Starting with the line that contains "Read out every word on this page.", return every line through the end of the listing below exactly as written. Omit the pictures.

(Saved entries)
■ ■ ■
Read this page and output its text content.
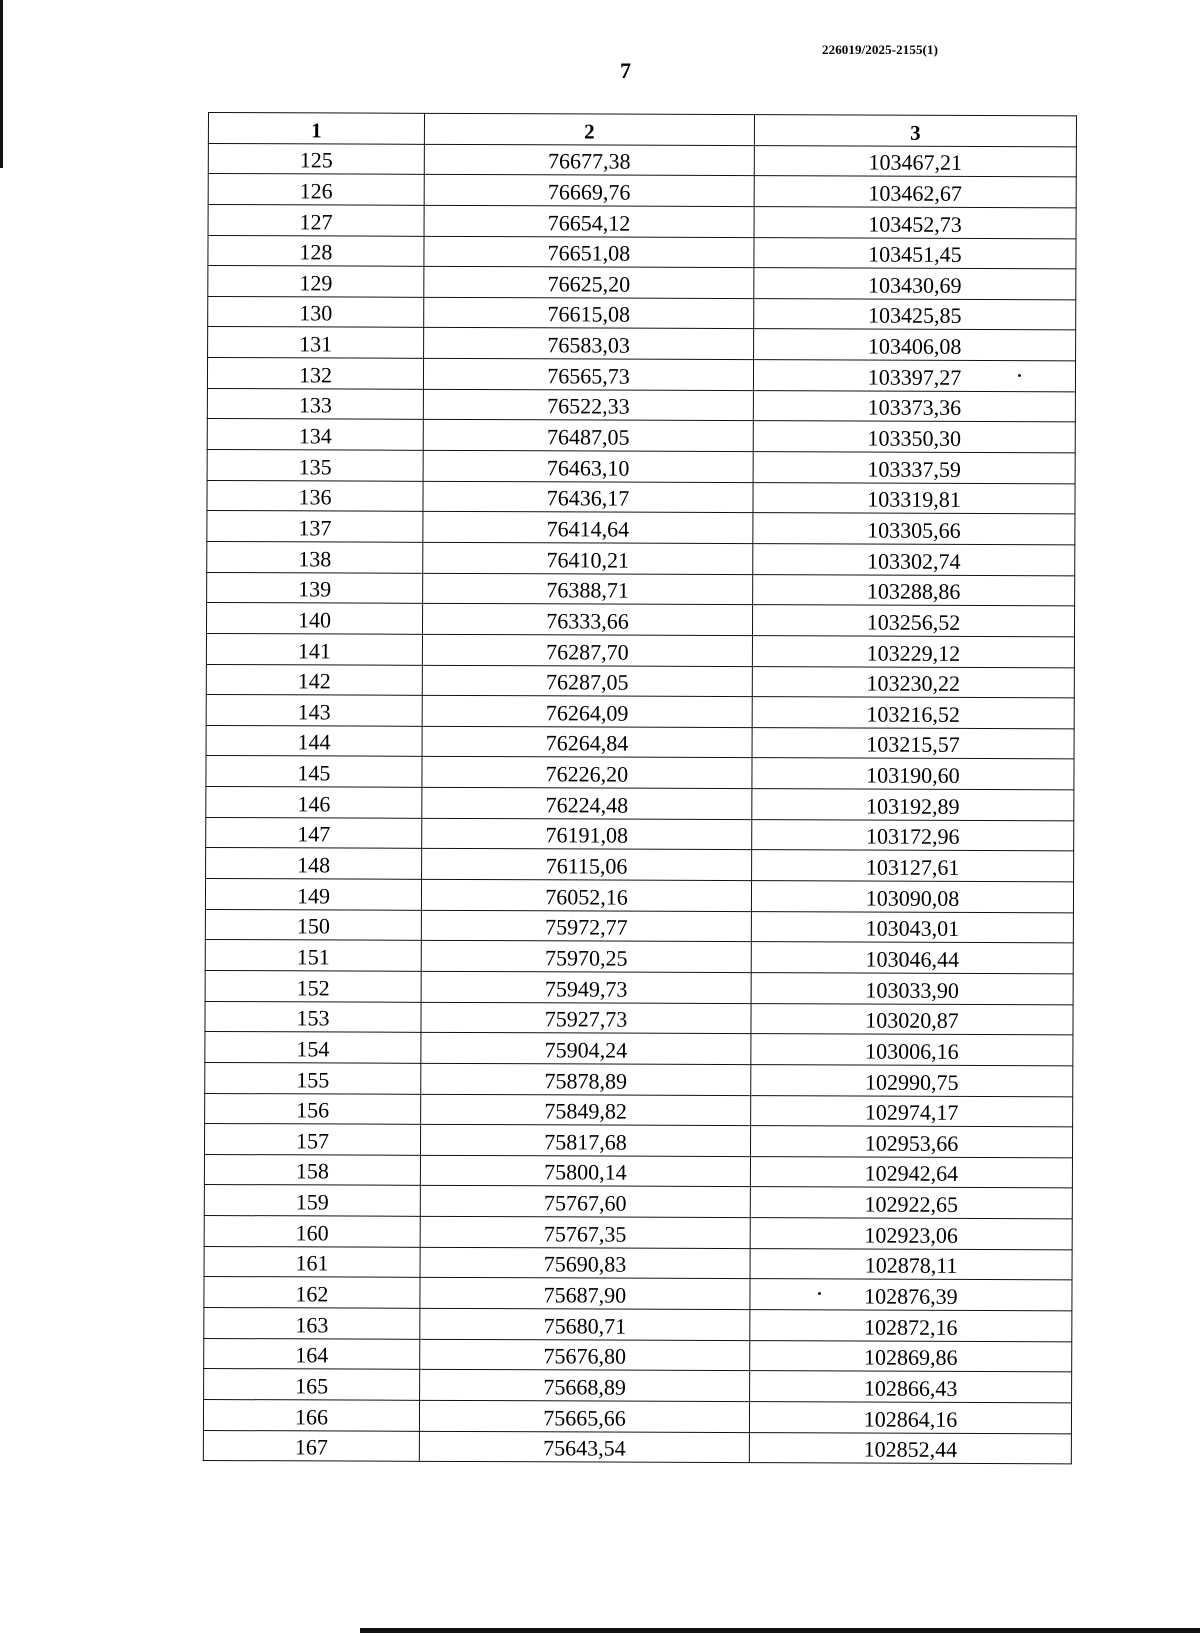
226019/2025-2155(1)
7
1	2	3
125	76677,38	103467,21
126	76669,76	103462,67
127	76654,12	103452,73
128	76651,08	103451,45
129	76625,20	103430,69
130	76615,08	103425,85
131	76583,03	103406,08
132	76565,73	103397,27
133	76522,33	103373,36
134	76487,05	103350,30
135	76463,10	103337,59
136	76436,17	103319,81
137	76414,64	103305,66
138	76410,21	103302,74
139	76388,71	103288,86
140	76333,66	103256,52
141	76287,70	103229,12
142	76287,05	103230,22
143	76264,09	103216,52
144	76264,84	103215,57
145	76226,20	103190,60
146	76224,48	103192,89
147	76191,08	103172,96
148	76115,06	103127,61
149	76052,16	103090,08
150	75972,77	103043,01
151	75970,25	103046,44
152	75949,73	103033,90
153	75927,73	103020,87
154	75904,24	103006,16
155	75878,89	102990,75
156	75849,82	102974,17
157	75817,68	102953,66
158	75800,14	102942,64
159	75767,60	102922,65
160	75767,35	102923,06
161	75690,83	102878,11
162	75687,90	102876,39
163	75680,71	102872,16
164	75676,80	102869,86
165	75668,89	102866,43
166	75665,66	102864,16
167	75643,54	102852,44
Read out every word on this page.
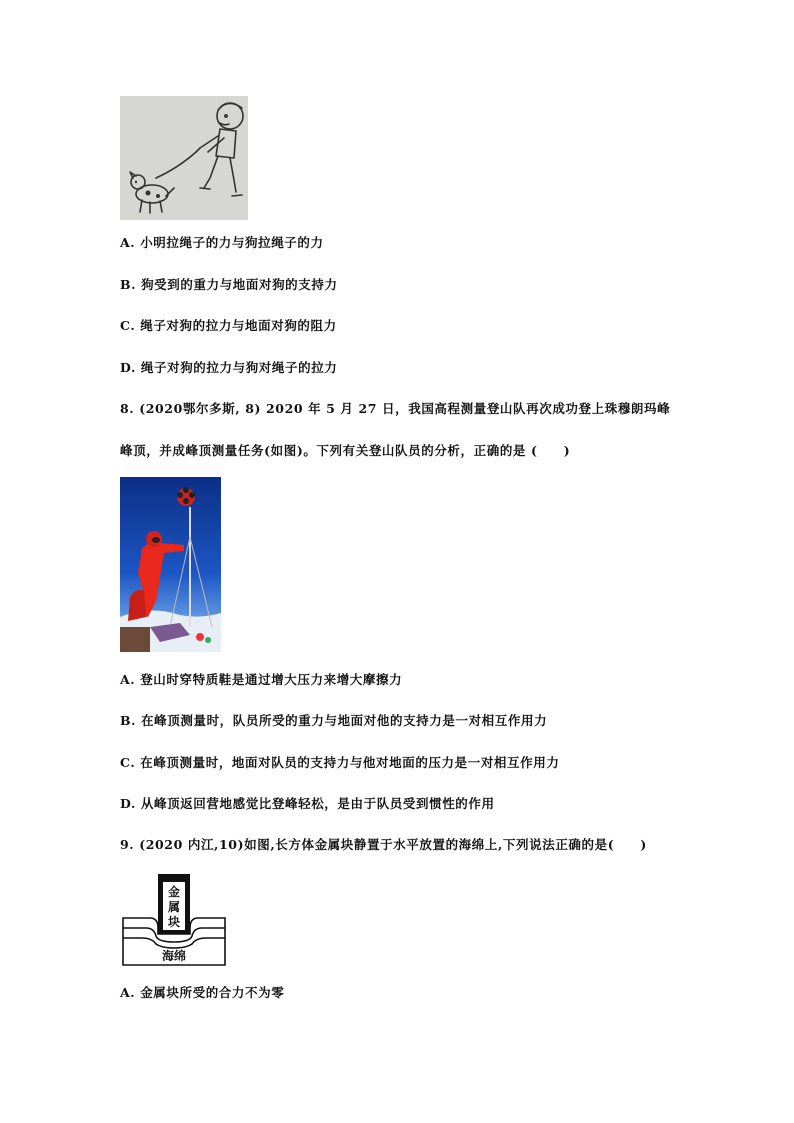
A. 小明拉绳子的力与狗拉绳子的力
B. 狗受到的重力与地面对狗的支持力
C. 绳子对狗的拉力与地面对狗的阻力
D. 绳子对狗的拉力与狗对绳子的拉力
8. (2020鄂尔多斯, 8) 2020 年 5 月 27 日，我国高程测量登山队再次成功登上珠穆朗玛峰
峰顶，并成峰顶测量任务(如图)。下列有关登山队员的分析，正确的是 (　　)
A. 登山时穿特质鞋是通过增大压力来增大摩擦力
B. 在峰顶测量时，队员所受的重力与地面对他的支持力是一对相互作用力
C. 在峰顶测量时，地面对队员的支持力与他对地面的压力是一对相互作用力
D. 从峰顶返回营地感觉比登峰轻松，是由于队员受到惯性的作用
9. (2020 内江,10)如图,长方体金属块静置于水平放置的海绵上,下列说法正确的是(　　)
金
属
块
海绵
A. 金属块所受的合力不为零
■ ■ ■
RESULT OF THE TASK
Read out every word on this page.
A. 小明拉绳子的力与狗拉绳子的力
B. 狗受到的重力与地面对狗的支持力
C. 绳子对狗的拉力与地面对狗的阻力
D. 绳子对狗的拉力与狗对绳子的拉力
8. (2020鄂尔多斯, 8) 2020 年 5 月 27 日，我国高程测量登山队再次成功登上珠穆朗玛峰
峰顶，并成峰顶测量任务(如图)。下列有关登山队员的分析，正确的是 (　　)
A. 登山时穿特质鞋是通过增大压力来增大摩擦力
B. 在峰顶测量时，队员所受的重力与地面对他的支持力是一对相互作用力
C. 在峰顶测量时，地面对队员的支持力与他对地面的压力是一对相互作用力
D. 从峰顶返回营地感觉比登峰轻松，是由于队员受到惯性的作用
9. (2020 内江,10)如图,长方体金属块静置于水平放置的海绵上,下列说法正确的是(　　)
金
属
块
海绵
A. 金属块所受的合力不为零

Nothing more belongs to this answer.